GOAL OF THE EXERCISE: Scan the entries below for the word "ICHIMOKU". Copy each line that has it.

Data entries for graphics
=====

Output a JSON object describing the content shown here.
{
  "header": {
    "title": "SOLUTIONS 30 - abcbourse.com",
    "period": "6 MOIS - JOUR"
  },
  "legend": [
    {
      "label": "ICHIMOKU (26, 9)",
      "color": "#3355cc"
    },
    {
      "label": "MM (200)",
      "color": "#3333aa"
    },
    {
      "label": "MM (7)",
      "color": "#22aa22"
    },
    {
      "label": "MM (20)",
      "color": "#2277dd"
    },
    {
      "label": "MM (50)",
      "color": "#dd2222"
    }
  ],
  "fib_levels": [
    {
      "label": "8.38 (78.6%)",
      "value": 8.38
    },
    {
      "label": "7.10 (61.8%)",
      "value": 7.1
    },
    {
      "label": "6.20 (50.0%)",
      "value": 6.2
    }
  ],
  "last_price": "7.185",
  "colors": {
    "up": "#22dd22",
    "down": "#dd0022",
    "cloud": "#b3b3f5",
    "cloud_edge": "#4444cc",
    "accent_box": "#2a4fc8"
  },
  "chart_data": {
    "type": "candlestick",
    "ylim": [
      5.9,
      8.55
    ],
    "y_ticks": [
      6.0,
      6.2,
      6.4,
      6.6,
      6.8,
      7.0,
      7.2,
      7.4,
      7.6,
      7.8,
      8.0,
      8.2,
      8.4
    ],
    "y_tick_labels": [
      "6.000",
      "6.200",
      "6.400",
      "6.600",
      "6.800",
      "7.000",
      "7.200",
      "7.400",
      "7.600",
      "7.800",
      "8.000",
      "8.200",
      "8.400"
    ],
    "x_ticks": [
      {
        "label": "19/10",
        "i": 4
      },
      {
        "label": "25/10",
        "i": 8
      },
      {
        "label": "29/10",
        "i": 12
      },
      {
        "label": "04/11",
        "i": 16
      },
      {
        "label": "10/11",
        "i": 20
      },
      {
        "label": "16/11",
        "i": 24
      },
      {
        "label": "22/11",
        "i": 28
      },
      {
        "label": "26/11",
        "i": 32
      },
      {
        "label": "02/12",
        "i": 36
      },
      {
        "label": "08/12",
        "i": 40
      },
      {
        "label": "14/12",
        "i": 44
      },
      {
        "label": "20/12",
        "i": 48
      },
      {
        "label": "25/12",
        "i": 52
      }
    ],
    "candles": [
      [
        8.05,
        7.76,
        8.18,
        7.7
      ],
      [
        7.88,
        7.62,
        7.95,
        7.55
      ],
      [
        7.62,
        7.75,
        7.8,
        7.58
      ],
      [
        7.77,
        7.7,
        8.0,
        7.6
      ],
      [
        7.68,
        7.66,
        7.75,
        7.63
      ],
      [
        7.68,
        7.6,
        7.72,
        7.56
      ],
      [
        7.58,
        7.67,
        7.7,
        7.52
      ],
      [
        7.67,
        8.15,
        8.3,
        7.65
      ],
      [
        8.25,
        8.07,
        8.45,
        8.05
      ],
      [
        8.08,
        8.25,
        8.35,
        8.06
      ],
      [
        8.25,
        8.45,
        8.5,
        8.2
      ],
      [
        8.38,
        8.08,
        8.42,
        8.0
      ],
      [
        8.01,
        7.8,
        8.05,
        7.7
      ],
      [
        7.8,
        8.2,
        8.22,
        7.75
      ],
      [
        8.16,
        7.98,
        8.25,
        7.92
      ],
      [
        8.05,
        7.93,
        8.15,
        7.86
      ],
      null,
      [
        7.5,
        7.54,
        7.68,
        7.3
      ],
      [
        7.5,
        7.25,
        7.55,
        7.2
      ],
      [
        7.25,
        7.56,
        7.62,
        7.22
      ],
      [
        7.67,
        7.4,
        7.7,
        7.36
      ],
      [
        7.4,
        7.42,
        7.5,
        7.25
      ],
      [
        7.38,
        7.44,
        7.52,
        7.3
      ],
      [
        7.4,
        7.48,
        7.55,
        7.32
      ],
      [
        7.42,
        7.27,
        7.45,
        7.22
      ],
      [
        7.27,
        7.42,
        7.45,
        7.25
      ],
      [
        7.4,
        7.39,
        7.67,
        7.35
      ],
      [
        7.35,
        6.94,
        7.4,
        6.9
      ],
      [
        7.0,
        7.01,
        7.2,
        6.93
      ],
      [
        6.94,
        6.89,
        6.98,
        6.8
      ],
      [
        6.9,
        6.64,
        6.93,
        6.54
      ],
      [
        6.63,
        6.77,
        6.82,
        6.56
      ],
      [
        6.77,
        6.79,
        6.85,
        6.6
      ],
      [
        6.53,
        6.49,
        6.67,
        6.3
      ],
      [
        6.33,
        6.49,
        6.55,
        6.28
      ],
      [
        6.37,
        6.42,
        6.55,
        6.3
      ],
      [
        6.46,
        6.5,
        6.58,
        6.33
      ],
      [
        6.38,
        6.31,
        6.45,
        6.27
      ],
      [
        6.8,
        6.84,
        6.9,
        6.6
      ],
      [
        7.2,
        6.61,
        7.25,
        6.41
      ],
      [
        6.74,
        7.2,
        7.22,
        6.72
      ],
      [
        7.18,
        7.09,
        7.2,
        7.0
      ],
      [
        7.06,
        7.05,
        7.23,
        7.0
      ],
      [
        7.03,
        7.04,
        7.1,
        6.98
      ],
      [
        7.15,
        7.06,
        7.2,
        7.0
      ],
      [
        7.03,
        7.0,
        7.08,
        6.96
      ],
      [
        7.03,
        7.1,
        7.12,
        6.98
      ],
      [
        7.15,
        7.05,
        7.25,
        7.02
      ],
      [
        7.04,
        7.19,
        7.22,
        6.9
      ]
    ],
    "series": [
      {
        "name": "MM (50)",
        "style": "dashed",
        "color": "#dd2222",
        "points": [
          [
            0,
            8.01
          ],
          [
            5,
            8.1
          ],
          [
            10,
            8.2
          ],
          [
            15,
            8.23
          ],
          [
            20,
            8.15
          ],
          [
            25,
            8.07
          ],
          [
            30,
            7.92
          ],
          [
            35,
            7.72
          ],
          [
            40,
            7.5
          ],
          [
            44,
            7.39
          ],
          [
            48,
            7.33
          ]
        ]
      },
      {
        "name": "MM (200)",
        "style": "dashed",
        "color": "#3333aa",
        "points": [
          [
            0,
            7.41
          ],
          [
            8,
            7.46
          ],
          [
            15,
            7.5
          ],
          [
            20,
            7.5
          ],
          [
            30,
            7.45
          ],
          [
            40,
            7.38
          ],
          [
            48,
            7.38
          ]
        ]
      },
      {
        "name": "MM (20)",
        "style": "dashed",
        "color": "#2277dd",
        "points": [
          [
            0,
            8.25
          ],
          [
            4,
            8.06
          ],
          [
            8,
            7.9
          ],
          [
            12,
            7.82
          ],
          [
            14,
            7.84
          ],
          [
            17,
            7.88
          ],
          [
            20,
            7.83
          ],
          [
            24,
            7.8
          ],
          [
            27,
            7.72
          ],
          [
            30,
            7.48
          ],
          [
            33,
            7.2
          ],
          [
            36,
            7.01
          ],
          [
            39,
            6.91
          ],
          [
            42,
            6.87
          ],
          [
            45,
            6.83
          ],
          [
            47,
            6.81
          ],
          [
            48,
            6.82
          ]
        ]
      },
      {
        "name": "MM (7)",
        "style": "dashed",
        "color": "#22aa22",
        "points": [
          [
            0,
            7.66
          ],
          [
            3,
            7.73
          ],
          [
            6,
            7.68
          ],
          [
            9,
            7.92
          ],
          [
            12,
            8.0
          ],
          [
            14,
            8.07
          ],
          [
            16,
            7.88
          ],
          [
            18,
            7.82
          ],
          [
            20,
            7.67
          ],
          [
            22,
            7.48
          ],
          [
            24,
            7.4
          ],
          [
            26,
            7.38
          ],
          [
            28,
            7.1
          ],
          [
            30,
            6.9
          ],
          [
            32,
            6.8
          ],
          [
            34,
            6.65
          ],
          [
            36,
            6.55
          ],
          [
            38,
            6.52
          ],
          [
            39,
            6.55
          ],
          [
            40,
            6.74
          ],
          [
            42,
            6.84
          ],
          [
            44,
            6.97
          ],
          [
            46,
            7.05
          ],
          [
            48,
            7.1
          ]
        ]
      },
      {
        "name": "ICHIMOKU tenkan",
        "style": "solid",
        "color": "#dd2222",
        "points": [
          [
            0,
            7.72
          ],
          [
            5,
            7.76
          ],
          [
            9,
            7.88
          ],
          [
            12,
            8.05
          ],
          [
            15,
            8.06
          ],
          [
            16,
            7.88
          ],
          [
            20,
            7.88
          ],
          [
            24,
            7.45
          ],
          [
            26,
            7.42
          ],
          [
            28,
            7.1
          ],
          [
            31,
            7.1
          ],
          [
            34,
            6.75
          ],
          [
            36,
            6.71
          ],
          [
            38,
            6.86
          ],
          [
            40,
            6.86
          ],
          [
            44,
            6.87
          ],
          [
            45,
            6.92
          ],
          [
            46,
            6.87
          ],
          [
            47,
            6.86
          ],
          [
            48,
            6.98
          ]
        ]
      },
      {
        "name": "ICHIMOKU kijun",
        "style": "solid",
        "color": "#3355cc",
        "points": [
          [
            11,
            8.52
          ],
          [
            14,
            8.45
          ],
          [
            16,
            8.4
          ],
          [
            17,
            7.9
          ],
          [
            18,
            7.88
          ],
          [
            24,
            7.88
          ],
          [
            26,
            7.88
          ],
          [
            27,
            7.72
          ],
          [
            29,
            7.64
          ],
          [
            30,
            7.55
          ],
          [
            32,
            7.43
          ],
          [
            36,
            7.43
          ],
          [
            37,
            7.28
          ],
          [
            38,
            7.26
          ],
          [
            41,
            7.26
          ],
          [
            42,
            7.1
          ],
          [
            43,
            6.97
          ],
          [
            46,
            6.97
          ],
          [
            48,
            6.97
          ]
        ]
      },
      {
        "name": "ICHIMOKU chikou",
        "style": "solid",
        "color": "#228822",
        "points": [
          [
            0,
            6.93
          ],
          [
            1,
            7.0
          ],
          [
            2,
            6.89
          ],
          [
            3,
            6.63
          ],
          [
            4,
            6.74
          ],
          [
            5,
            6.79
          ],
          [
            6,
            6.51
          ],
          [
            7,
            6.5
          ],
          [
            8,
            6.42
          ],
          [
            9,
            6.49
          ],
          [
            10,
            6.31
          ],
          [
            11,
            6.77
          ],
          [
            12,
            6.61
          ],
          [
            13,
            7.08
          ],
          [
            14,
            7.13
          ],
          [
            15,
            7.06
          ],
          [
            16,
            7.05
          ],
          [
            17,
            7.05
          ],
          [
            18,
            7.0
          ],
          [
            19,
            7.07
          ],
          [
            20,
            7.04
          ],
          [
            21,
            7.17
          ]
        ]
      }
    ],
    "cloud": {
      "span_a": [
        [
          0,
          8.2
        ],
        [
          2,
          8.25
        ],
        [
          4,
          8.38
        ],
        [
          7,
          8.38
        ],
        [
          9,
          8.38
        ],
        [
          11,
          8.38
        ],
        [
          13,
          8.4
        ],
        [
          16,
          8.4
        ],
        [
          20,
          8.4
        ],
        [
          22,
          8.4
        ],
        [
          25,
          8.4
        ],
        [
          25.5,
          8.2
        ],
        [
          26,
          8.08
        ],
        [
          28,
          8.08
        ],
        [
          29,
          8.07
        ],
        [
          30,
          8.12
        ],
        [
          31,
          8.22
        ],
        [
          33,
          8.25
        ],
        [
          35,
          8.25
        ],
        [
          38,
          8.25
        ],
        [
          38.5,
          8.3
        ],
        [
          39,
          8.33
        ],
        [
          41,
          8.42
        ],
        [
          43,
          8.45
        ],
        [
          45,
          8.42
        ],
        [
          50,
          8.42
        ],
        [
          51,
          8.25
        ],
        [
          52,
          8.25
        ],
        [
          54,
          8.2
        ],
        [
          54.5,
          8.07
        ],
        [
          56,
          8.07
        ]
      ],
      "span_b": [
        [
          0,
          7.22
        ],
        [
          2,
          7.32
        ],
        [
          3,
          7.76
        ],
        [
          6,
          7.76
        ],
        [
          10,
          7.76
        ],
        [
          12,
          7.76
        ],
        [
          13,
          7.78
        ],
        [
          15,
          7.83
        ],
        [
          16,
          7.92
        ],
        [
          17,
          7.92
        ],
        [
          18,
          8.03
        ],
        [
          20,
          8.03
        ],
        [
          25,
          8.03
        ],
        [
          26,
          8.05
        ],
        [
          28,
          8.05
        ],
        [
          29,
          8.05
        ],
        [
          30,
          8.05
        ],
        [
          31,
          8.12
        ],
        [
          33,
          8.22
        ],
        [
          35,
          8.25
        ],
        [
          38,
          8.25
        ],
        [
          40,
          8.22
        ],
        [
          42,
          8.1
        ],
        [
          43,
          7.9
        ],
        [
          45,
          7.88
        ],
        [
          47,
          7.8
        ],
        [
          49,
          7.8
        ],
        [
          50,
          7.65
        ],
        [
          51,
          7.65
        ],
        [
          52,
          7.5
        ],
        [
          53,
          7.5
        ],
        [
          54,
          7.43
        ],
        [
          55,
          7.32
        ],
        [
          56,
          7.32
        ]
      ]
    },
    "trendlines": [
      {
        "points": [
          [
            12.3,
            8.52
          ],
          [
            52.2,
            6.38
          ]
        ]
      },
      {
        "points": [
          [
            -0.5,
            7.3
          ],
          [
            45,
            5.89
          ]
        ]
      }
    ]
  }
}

=====

EXERCISE RESULT:
      "label": "ICHIMOKU (26, 9)",
        "name": "ICHIMOKU tenkan",
        "name": "ICHIMOKU kijun",
        "name": "ICHIMOKU chikou",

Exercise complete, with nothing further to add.